Exercise prompt:
Retype every line of the material below without changing anything.
━━━ Input material ━━━
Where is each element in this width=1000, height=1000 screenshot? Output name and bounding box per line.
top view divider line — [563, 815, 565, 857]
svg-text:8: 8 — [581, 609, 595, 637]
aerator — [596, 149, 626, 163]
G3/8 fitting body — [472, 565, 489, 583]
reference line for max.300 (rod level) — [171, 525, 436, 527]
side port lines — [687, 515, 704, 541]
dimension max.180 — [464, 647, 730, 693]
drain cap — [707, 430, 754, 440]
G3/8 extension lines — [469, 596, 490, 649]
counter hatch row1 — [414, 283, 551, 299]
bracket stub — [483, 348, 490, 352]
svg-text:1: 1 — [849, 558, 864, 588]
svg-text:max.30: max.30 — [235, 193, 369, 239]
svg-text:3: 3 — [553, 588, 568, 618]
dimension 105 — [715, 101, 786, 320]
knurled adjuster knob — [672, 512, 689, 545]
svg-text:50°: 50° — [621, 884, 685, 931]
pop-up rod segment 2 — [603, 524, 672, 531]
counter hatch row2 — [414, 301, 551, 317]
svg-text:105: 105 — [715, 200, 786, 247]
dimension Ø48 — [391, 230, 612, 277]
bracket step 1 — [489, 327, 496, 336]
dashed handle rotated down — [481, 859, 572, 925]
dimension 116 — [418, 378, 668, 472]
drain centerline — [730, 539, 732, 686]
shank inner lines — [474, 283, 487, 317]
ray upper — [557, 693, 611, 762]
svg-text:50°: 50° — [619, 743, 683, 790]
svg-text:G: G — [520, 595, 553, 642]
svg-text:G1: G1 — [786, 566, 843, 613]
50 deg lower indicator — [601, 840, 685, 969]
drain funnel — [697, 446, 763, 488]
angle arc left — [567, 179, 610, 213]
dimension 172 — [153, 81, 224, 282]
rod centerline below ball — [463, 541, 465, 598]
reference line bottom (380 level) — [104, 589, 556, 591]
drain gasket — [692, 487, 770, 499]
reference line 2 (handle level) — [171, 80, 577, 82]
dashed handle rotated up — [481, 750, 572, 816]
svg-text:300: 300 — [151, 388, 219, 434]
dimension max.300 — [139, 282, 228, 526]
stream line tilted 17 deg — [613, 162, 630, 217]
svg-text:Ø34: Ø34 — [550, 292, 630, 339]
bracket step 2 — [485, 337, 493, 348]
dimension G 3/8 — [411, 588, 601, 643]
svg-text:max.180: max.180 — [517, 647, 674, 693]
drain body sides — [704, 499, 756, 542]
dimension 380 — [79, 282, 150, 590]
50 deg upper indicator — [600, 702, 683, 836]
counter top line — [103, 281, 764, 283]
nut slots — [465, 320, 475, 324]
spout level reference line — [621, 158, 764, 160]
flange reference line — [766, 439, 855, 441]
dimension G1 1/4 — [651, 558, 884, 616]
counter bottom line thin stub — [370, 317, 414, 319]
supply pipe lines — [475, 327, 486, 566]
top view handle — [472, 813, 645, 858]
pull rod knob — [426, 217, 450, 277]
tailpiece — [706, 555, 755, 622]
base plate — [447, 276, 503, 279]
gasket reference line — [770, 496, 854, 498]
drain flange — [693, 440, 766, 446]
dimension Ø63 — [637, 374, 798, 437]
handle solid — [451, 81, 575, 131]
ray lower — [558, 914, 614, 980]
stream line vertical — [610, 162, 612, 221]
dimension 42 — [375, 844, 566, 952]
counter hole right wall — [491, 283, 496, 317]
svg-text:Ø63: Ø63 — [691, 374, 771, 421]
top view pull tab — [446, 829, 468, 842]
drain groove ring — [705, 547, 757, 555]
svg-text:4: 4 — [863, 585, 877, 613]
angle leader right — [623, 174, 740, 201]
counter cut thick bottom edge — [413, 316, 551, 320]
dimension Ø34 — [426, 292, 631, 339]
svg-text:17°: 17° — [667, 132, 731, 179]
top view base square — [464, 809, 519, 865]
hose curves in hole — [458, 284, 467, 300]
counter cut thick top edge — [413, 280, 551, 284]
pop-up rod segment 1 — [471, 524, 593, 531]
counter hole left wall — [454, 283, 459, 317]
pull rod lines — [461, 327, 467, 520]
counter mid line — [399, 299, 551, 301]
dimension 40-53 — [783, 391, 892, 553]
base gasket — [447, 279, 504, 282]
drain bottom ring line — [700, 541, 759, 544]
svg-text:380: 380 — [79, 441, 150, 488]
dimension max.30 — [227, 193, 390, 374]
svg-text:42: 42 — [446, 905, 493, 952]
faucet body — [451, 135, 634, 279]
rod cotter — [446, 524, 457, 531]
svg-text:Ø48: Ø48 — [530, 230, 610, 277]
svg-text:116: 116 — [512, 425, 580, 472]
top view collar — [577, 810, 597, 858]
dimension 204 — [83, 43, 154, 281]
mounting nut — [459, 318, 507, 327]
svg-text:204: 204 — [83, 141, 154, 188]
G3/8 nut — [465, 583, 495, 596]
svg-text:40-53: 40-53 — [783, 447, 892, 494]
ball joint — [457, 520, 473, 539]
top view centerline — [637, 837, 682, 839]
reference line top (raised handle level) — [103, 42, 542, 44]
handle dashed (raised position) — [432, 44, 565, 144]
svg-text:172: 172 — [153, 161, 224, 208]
━━━
Expected answer:
Where is each element in this width=1000, height=1000 screenshot? Output name and bounding box per line.
top view divider line — [563, 815, 565, 857]
svg-text:8: 8 — [581, 609, 595, 637]
aerator — [596, 149, 626, 163]
G3/8 fitting body — [472, 565, 489, 583]
reference line for max.300 (rod level) — [171, 525, 436, 527]
side port lines — [687, 515, 704, 541]
dimension max.180 — [464, 647, 730, 693]
drain cap — [707, 430, 754, 440]
G3/8 extension lines — [469, 596, 490, 649]
counter hatch row1 — [414, 283, 551, 299]
bracket stub — [483, 348, 490, 352]
svg-text:1: 1 — [849, 558, 864, 588]
svg-text:max.30: max.30 — [235, 193, 369, 239]
svg-text:3: 3 — [553, 588, 568, 618]
dimension 105 — [715, 101, 786, 320]
knurled adjuster knob — [672, 512, 689, 545]
svg-text:50°: 50° — [621, 884, 685, 931]
pop-up rod segment 2 — [603, 524, 672, 531]
counter hatch row2 — [414, 301, 551, 317]
svg-text:105: 105 — [715, 200, 786, 247]
dimension Ø48 — [391, 230, 612, 277]
bracket step 1 — [489, 327, 496, 336]
dashed handle rotated down — [481, 859, 572, 925]
dimension 116 — [418, 378, 668, 472]
drain centerline — [730, 539, 732, 686]
shank inner lines — [474, 283, 487, 317]
ray upper — [557, 693, 611, 762]
svg-text:50°: 50° — [619, 743, 683, 790]
svg-text:G: G — [520, 595, 553, 642]
svg-text:G1: G1 — [786, 566, 843, 613]
50 deg lower indicator — [601, 840, 685, 969]
drain funnel — [697, 446, 763, 488]
angle arc left — [567, 179, 610, 213]
dimension 172 — [153, 81, 224, 282]
rod centerline below ball — [463, 541, 465, 598]
reference line bottom (380 level) — [104, 589, 556, 591]
drain gasket — [692, 487, 770, 499]
reference line 2 (handle level) — [171, 80, 577, 82]
dashed handle rotated up — [481, 750, 572, 816]
svg-text:300: 300 — [151, 388, 219, 434]
dimension max.300 — [139, 282, 228, 526]
stream line tilted 17 deg — [613, 162, 630, 217]
svg-text:Ø34: Ø34 — [550, 292, 630, 339]
bracket step 2 — [485, 337, 493, 348]
dimension G 3/8 — [411, 588, 601, 643]
svg-text:max.180: max.180 — [517, 647, 674, 693]
drain body sides — [704, 499, 756, 542]
dimension 380 — [79, 282, 150, 590]
50 deg upper indicator — [600, 702, 683, 836]
counter top line — [103, 281, 764, 283]
nut slots — [465, 320, 475, 324]
spout level reference line — [621, 158, 764, 160]
flange reference line — [766, 439, 855, 441]
dimension G1 1/4 — [651, 558, 884, 616]
counter bottom line thin stub — [370, 317, 414, 319]
supply pipe lines — [475, 327, 486, 566]
top view handle — [472, 813, 645, 858]
pull rod knob — [426, 217, 450, 277]
tailpiece — [706, 555, 755, 622]
base plate — [447, 276, 503, 279]
gasket reference line — [770, 496, 854, 498]
drain flange — [693, 440, 766, 446]
dimension Ø63 — [637, 374, 798, 437]
handle solid — [451, 81, 575, 131]
ray lower — [558, 914, 614, 980]
stream line vertical — [610, 162, 612, 221]
dimension 42 — [375, 844, 566, 952]
counter hole right wall — [491, 283, 496, 317]
svg-text:Ø63: Ø63 — [691, 374, 771, 421]
top view pull tab — [446, 829, 468, 842]
drain groove ring — [705, 547, 757, 555]
svg-text:4: 4 — [863, 585, 877, 613]
angle leader right — [623, 174, 740, 201]
counter cut thick bottom edge — [413, 316, 551, 320]
dimension Ø34 — [426, 292, 631, 339]
svg-text:17°: 17° — [667, 132, 731, 179]
top view base square — [464, 809, 519, 865]
hose curves in hole — [458, 284, 467, 300]
counter cut thick top edge — [413, 280, 551, 284]
pop-up rod segment 1 — [471, 524, 593, 531]
counter hole left wall — [454, 283, 459, 317]
pull rod lines — [461, 327, 467, 520]
counter mid line — [399, 299, 551, 301]
dimension 40-53 — [783, 391, 892, 553]
base gasket — [447, 279, 504, 282]
drain bottom ring line — [700, 541, 759, 544]
svg-text:380: 380 — [79, 441, 150, 488]
dimension max.30 — [227, 193, 390, 374]
svg-text:42: 42 — [446, 905, 493, 952]
faucet body — [451, 135, 634, 279]
rod cotter — [446, 524, 457, 531]
svg-text:Ø48: Ø48 — [530, 230, 610, 277]
svg-text:116: 116 — [512, 425, 580, 472]
top view collar — [577, 810, 597, 858]
dimension 204 — [83, 43, 154, 281]
mounting nut — [459, 318, 507, 327]
svg-text:204: 204 — [83, 141, 154, 188]
G3/8 nut — [465, 583, 495, 596]
svg-text:40-53: 40-53 — [783, 447, 892, 494]
ball joint — [457, 520, 473, 539]
top view centerline — [637, 837, 682, 839]
reference line top (raised handle level) — [103, 42, 542, 44]
handle dashed (raised position) — [432, 44, 565, 144]
svg-text:172: 172 — [153, 161, 224, 208]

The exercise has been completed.